AVAILABLE DATA ->

◆ ◆ ◆

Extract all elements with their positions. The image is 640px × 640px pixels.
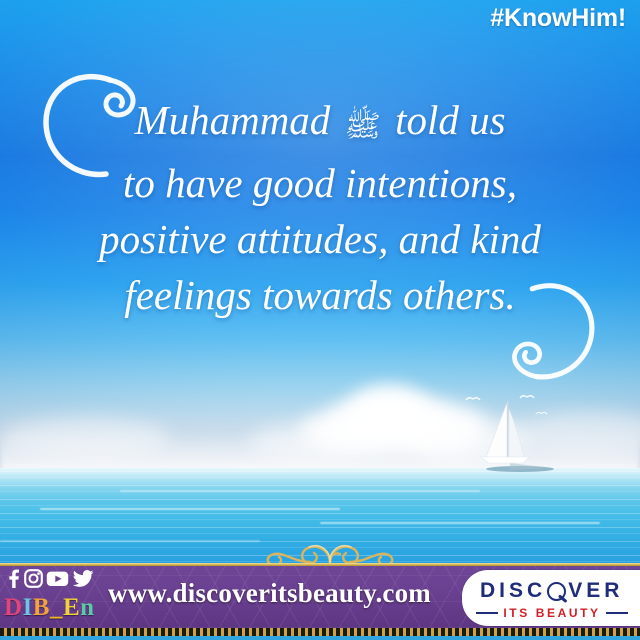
twitter-icon[interactable] bbox=[72, 569, 94, 588]
water-ripples bbox=[40, 508, 340, 510]
handle-letter: E bbox=[63, 594, 80, 621]
quote-text: Muhammad ﷺ told us to have good intentio… bbox=[0, 92, 640, 323]
handle-letter: D bbox=[4, 594, 23, 621]
handle-letter: B bbox=[33, 594, 50, 621]
magnifier-icon bbox=[546, 580, 568, 602]
discover-logo[interactable]: DISCVER ITS BEAUTY bbox=[462, 570, 640, 626]
poster-canvas: #KnowHim! Muhammad ﷺ told us to have goo… bbox=[0, 0, 640, 640]
sailboat-icon bbox=[466, 395, 556, 477]
logo-rule-right bbox=[606, 612, 628, 614]
instagram-icon[interactable] bbox=[24, 569, 43, 588]
bottom-dash-strip bbox=[0, 628, 640, 636]
quote-line: feelings towards others. bbox=[0, 267, 640, 323]
water-ripples bbox=[120, 490, 480, 492]
brand-handle[interactable]: DIB_En bbox=[4, 594, 95, 622]
quote-line-part: Muhammad bbox=[134, 97, 340, 143]
logo-rule-left bbox=[476, 612, 498, 614]
bird-icon bbox=[519, 393, 535, 401]
logo-wordmark: DISCVER bbox=[480, 579, 640, 603]
logo-letter: D bbox=[480, 579, 499, 603]
handle-letter: _ bbox=[50, 594, 63, 621]
bird-icon bbox=[465, 395, 481, 403]
cloud-shape bbox=[352, 386, 426, 432]
logo-letter: R bbox=[604, 579, 623, 603]
logo-letter: I bbox=[499, 579, 509, 603]
quote-line: to have good intentions, bbox=[0, 155, 640, 211]
quote-line: Muhammad ﷺ told us bbox=[0, 92, 640, 155]
logo-letter: C bbox=[527, 579, 546, 603]
logo-letter: V bbox=[568, 579, 586, 603]
logo-letter: S bbox=[509, 579, 527, 603]
social-icons[interactable] bbox=[6, 569, 94, 588]
handle-letter: n bbox=[80, 594, 94, 621]
quote-line: positive attitudes, and kind bbox=[0, 211, 640, 267]
facebook-icon[interactable] bbox=[6, 569, 21, 588]
water-ripples bbox=[320, 522, 600, 524]
logo-subtitle-text: ITS BEAUTY bbox=[503, 606, 600, 620]
sallallahu-symbol: ﷺ bbox=[341, 109, 385, 144]
bird-icon bbox=[535, 410, 548, 417]
bottom-edge bbox=[0, 636, 640, 640]
hashtag-label: #KnowHim! bbox=[490, 4, 626, 33]
logo-subtitle: ITS BEAUTY bbox=[476, 606, 628, 620]
quote-line-part: told us bbox=[385, 97, 506, 143]
website-url[interactable]: www.discoveritsbeauty.com bbox=[108, 578, 468, 609]
youtube-icon[interactable] bbox=[46, 569, 69, 588]
logo-letter: E bbox=[586, 579, 604, 603]
handle-letter: I bbox=[23, 594, 33, 621]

◆ ◆ ◆

REQUIREMENT ->
Write the part of the rows above that opens with the line containing "twitter-icon[interactable] bbox=[72, 569, 94, 588]" and closes with the line containing "quote-line: Muhammad ﷺ", both lines included, as a JSON list of strings with one string per line. Omit any blank lines.

THE OUTPUT ->
[
  "twitter-icon[interactable] bbox=[72, 569, 94, 588]",
  "water-ripples bbox=[40, 508, 340, 510]",
  "handle-letter: E bbox=[63, 594, 80, 621]",
  "quote-text: Muhammad ﷺ told us to have good intentio… bbox=[0, 92, 640, 323]",
  "handle-letter: D bbox=[4, 594, 23, 621]",
  "handle-letter: B bbox=[33, 594, 50, 621]",
  "magnifier-icon bbox=[546, 580, 568, 602]",
  "discover-logo[interactable]: DISCVER ITS BEAUTY bbox=[462, 570, 640, 626]",
  "poster-canvas: #KnowHim! Muhammad ﷺ told us to have goo… bbox=[0, 0, 640, 640]",
  "sailboat-icon bbox=[466, 395, 556, 477]",
  "logo-rule-right bbox=[606, 612, 628, 614]",
  "instagram-icon[interactable] bbox=[24, 569, 43, 588]",
  "bottom-dash-strip bbox=[0, 628, 640, 636]",
  "quote-line: feelings towards others. bbox=[0, 267, 640, 323]",
  "water-ripples bbox=[120, 490, 480, 492]",
  "brand-handle[interactable]: DIB_En bbox=[4, 594, 95, 622]",
  "quote-line-part: Muhammad bbox=[134, 97, 340, 143]",
  "logo-rule-left bbox=[476, 612, 498, 614]",
  "bird-icon bbox=[519, 393, 535, 401]",
  "logo-wordmark: DISCVER bbox=[480, 579, 640, 603]",
  "logo-letter: D bbox=[480, 579, 499, 603]",
  "handle-letter: _ bbox=[50, 594, 63, 621]",
  "bird-icon bbox=[465, 395, 481, 403]",
  "cloud-shape bbox=[352, 386, 426, 432]",
  "logo-letter: R bbox=[604, 579, 623, 603]",
  "logo-letter: I bbox=[499, 579, 509, 603]",
  "quote-line: to have good intentions, bbox=[0, 155, 640, 211]",
  "quote-line: Muhammad ﷺ told us bbox=[0, 92, 640, 155]"
]